### Problem description
Filter the data below for the string "基本事件的总数" and copy each matching line.

### Task data
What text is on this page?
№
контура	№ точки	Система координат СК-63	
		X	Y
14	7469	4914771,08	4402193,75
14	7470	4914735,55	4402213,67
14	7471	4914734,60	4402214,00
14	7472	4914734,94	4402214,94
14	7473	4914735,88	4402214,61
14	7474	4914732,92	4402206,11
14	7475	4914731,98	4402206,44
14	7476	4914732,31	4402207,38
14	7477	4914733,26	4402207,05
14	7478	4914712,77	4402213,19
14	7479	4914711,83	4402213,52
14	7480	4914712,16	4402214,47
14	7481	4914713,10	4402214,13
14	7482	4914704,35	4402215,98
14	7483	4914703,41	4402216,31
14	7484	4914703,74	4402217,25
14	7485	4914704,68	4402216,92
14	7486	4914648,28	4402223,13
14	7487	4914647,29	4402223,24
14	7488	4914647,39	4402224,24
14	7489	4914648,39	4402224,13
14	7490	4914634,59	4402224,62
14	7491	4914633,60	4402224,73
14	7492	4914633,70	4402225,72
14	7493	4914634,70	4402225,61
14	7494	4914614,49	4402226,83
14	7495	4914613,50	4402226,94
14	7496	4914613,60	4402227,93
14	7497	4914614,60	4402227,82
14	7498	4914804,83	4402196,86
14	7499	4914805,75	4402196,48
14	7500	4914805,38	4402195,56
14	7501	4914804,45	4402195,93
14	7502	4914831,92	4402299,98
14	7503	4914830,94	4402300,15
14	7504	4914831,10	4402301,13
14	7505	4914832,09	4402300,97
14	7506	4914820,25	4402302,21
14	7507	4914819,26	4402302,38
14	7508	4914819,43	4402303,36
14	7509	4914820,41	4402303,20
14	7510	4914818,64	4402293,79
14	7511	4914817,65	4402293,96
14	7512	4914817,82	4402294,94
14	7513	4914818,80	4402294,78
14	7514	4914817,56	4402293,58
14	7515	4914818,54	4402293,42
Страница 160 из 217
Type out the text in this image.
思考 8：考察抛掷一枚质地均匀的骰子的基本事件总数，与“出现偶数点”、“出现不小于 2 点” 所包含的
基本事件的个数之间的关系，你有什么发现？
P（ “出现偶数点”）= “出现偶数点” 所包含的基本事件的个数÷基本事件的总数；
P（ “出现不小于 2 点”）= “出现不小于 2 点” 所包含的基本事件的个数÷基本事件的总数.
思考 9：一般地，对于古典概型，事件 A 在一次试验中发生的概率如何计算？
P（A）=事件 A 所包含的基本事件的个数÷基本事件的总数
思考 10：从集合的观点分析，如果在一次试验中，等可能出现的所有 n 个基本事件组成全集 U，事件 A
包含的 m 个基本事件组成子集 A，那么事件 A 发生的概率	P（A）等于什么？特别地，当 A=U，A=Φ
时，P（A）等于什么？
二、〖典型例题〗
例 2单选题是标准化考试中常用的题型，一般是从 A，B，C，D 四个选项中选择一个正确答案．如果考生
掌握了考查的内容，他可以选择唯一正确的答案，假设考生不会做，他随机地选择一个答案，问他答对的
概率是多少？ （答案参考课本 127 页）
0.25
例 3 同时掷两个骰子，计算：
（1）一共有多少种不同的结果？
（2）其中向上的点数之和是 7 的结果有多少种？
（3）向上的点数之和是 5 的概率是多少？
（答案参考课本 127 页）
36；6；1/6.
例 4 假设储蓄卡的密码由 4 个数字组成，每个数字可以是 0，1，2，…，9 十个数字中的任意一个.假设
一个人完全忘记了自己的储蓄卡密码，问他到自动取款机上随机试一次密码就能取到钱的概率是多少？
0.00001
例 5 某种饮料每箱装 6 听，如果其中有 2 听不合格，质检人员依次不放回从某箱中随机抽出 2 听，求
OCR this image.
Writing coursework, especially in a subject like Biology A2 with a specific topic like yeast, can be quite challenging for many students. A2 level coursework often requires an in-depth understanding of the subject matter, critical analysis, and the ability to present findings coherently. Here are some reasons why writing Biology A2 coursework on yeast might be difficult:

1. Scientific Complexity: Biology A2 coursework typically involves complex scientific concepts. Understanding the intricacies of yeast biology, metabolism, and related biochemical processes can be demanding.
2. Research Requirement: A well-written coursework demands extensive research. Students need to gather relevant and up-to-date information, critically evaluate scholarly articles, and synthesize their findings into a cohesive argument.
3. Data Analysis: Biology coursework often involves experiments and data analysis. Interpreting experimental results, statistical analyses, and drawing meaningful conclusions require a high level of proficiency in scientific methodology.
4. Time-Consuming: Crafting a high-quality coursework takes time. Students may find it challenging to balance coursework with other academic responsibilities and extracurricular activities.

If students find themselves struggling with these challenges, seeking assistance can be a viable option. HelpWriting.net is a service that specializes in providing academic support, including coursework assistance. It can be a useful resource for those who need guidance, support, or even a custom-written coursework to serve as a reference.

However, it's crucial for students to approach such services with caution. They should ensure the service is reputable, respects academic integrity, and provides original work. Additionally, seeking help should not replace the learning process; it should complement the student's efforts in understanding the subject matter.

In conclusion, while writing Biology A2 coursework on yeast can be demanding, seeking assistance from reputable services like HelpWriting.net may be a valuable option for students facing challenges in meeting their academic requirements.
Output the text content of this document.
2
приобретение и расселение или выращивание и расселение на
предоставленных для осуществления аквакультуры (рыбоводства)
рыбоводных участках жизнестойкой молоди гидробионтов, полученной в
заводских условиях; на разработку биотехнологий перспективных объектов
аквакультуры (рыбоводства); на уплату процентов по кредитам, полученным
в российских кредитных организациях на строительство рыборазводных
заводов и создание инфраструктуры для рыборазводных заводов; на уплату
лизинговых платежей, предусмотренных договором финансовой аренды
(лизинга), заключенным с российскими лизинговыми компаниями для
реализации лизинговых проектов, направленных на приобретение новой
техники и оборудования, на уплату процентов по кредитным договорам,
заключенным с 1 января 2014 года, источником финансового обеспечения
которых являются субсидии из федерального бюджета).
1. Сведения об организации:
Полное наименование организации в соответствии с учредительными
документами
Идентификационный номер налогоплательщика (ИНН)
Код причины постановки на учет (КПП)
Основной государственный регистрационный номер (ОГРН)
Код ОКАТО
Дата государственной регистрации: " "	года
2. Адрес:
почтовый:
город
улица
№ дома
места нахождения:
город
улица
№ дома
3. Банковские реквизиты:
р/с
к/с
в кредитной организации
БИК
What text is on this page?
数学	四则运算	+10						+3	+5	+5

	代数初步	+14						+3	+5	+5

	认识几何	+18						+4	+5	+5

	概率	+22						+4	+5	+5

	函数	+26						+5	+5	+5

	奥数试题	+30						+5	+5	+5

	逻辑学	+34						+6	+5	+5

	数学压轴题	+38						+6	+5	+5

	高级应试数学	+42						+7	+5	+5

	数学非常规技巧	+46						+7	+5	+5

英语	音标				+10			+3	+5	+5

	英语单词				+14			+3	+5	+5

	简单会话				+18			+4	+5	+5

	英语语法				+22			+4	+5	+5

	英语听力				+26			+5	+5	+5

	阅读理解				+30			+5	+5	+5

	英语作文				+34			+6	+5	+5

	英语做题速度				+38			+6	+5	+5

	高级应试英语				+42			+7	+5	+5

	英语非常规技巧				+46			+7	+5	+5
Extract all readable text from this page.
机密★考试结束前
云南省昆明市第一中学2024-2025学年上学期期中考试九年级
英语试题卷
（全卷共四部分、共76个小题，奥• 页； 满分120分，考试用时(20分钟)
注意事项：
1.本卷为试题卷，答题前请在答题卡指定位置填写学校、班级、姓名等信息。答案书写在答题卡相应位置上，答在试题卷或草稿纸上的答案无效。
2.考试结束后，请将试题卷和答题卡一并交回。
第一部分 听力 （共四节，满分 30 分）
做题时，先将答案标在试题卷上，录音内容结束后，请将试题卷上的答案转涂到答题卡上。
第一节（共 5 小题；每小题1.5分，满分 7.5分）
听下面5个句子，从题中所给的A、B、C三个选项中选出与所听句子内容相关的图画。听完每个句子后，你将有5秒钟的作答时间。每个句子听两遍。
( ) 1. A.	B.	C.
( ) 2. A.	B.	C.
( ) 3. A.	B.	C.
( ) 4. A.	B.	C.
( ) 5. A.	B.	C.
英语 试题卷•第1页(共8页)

### Answer to this exercise
P（ “出现偶数点”）= “出现偶数点” 所包含的基本事件的个数÷基本事件的总数；
P（ “出现不小于 2 点”）= “出现不小于 2 点” 所包含的基本事件的个数÷基本事件的总数.
P（A）=事件 A 所包含的基本事件的个数÷基本事件的总数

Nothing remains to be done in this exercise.